* **EXERCISE PROMPT**:
Please write out the material below exactly as given.

-- start of DATA PROVIDED --

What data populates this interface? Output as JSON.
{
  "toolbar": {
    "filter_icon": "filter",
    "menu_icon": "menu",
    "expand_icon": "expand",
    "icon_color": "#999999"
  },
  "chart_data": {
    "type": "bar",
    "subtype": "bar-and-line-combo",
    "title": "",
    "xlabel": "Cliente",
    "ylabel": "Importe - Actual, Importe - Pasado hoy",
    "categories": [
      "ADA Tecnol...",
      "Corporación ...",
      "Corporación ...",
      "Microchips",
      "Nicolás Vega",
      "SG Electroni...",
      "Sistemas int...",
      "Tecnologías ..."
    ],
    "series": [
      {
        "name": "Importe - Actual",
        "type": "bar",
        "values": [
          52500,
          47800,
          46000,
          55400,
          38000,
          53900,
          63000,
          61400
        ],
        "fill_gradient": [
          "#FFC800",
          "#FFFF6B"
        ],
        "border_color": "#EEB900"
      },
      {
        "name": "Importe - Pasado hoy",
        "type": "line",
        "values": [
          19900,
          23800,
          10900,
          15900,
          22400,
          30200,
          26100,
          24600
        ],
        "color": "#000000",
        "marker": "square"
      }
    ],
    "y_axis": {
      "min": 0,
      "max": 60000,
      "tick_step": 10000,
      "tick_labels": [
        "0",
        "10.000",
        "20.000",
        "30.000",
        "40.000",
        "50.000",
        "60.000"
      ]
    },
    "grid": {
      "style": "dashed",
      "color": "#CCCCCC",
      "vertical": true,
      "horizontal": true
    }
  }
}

-- end of DATA PROVIDED --

* **FULL ANSWER**:
What data populates this interface? Output as JSON.
{
  "toolbar": {
    "filter_icon": "filter",
    "menu_icon": "menu",
    "expand_icon": "expand",
    "icon_color": "#999999"
  },
  "chart_data": {
    "type": "bar",
    "subtype": "bar-and-line-combo",
    "title": "",
    "xlabel": "Cliente",
    "ylabel": "Importe - Actual, Importe - Pasado hoy",
    "categories": [
      "ADA Tecnol...",
      "Corporación ...",
      "Corporación ...",
      "Microchips",
      "Nicolás Vega",
      "SG Electroni...",
      "Sistemas int...",
      "Tecnologías ..."
    ],
    "series": [
      {
        "name": "Importe - Actual",
        "type": "bar",
        "values": [
          52500,
          47800,
          46000,
          55400,
          38000,
          53900,
          63000,
          61400
        ],
        "fill_gradient": [
          "#FFC800",
          "#FFFF6B"
        ],
        "border_color": "#EEB900"
      },
      {
        "name": "Importe - Pasado hoy",
        "type": "line",
        "values": [
          19900,
          23800,
          10900,
          15900,
          22400,
          30200,
          26100,
          24600
        ],
        "color": "#000000",
        "marker": "square"
      }
    ],
    "y_axis": {
      "min": 0,
      "max": 60000,
      "tick_step": 10000,
      "tick_labels": [
        "0",
        "10.000",
        "20.000",
        "30.000",
        "40.000",
        "50.000",
        "60.000"
      ]
    },
    "grid": {
      "style": "dashed",
      "color": "#CCCCCC",
      "vertical": true,
      "horizontal": true
    }
  }
}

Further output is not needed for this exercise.